— START OF Material for this task —
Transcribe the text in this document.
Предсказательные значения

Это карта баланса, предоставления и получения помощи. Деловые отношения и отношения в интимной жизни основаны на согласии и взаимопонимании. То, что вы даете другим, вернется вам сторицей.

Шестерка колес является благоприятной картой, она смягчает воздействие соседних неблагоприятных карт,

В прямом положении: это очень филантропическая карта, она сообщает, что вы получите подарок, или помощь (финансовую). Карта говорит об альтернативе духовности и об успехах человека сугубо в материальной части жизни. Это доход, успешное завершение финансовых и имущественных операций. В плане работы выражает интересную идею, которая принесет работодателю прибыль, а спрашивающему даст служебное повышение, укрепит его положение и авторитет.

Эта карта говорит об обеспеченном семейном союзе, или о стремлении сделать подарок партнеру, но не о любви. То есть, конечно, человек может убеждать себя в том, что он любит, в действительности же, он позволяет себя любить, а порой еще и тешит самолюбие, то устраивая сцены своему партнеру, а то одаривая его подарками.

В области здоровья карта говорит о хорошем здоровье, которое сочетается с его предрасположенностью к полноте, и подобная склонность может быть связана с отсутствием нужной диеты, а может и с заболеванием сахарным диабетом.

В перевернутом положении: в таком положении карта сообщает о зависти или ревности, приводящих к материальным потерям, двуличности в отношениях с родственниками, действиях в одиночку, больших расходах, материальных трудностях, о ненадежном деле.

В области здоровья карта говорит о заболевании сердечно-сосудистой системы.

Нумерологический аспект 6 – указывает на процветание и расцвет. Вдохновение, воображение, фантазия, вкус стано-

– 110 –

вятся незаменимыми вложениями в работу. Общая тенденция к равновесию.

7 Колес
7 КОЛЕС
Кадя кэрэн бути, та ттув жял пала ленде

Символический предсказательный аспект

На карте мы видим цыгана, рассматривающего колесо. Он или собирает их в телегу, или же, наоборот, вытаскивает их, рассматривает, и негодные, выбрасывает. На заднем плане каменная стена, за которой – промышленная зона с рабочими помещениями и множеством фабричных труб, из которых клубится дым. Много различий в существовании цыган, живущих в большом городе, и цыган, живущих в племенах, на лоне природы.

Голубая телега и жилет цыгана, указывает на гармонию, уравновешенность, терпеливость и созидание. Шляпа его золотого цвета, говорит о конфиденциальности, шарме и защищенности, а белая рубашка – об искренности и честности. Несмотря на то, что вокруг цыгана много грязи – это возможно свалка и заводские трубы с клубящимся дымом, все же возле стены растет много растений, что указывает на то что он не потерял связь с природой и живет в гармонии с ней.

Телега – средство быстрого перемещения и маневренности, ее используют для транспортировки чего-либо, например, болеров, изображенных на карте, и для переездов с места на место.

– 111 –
— END OF Material for this task —
Look through the data and gather every line with the string "здоровья" in it.

В области здоровья карта говорит о хорошем здоровье, которое сочетается с его предрасположенностью к полноте, и подобная склонность может быть связана с отсутствием нужной диеты, а может и с заболеванием сахарным диабетом.
В области здоровья карта говорит о заболевании сердечно-сосудистой системы.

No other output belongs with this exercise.